WORK TO BE COMPLETED :: Say how many lines include the word "inspector", using only a number.

SUPPLIED ENTRIES ::

● ● ● ● ●

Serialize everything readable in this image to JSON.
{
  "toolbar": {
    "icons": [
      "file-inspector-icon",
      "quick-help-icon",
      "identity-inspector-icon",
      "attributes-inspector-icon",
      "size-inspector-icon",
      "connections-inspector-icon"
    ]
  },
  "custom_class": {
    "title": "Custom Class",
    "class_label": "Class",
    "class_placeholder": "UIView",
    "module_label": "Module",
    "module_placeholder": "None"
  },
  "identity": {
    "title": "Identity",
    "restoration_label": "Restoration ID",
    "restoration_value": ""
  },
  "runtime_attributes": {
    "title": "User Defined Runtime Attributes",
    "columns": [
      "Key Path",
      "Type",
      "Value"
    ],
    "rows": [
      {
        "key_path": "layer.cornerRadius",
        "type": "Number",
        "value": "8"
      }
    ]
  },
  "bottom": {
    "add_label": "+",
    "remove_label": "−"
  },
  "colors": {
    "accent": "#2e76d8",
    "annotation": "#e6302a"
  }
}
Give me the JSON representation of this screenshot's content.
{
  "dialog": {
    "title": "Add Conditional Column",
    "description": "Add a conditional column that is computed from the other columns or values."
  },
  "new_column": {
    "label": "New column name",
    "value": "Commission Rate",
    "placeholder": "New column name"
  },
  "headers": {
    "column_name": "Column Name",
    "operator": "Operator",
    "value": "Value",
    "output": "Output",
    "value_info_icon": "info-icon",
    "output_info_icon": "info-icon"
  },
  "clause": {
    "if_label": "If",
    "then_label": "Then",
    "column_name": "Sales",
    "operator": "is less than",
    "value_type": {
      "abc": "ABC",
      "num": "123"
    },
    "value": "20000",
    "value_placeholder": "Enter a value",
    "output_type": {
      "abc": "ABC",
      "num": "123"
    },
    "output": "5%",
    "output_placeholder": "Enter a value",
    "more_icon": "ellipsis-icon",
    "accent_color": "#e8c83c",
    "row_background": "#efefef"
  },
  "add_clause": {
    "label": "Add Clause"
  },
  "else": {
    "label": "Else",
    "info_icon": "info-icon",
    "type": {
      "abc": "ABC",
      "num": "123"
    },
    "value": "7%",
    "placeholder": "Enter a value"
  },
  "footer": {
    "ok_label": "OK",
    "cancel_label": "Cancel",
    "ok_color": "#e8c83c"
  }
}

● ● ● ● ●

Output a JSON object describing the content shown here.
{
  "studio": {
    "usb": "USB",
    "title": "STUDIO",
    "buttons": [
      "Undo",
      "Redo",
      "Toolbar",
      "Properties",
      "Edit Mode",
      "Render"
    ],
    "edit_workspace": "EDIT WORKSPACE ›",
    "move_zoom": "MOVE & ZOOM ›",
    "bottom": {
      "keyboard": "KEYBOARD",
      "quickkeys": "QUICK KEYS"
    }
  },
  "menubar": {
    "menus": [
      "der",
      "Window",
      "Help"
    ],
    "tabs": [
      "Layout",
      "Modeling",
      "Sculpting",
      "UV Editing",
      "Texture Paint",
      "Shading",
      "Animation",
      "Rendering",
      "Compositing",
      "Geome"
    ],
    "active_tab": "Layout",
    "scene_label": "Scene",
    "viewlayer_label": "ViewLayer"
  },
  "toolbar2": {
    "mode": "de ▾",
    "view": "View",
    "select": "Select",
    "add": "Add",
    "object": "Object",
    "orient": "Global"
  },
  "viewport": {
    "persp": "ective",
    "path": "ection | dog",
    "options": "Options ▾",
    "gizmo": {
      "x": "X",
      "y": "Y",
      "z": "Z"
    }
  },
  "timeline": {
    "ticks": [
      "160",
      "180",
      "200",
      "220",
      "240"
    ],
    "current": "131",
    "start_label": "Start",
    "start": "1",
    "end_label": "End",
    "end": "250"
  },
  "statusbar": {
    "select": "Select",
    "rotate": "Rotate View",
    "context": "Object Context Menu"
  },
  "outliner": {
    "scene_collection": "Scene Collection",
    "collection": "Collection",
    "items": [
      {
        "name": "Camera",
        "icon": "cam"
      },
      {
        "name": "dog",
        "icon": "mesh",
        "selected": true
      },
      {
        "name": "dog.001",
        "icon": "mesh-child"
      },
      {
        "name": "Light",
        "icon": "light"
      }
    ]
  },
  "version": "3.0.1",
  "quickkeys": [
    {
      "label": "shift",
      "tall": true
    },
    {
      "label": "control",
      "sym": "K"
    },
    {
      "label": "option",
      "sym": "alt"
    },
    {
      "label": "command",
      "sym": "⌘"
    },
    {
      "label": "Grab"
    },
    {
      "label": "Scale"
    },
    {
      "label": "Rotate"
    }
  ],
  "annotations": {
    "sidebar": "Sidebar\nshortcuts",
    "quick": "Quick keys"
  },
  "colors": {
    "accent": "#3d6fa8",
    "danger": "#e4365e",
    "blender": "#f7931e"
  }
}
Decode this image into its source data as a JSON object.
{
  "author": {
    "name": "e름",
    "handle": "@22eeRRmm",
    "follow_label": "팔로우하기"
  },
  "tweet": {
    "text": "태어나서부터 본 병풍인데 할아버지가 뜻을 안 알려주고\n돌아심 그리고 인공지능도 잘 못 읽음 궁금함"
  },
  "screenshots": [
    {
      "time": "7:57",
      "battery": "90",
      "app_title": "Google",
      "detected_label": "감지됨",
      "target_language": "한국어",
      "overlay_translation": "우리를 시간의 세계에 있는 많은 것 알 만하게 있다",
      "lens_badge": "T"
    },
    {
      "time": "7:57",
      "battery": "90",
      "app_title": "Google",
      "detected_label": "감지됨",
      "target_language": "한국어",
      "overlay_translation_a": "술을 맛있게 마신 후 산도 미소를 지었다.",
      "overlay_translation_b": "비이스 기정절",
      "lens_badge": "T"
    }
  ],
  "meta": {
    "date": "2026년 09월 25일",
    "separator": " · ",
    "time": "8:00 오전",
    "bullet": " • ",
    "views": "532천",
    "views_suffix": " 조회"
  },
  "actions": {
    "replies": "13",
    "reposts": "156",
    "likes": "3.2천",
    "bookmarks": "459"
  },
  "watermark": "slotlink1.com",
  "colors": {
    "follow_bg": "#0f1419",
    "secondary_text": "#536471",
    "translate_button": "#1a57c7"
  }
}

● ● ● ● ●

TASK OUTPUT :: 5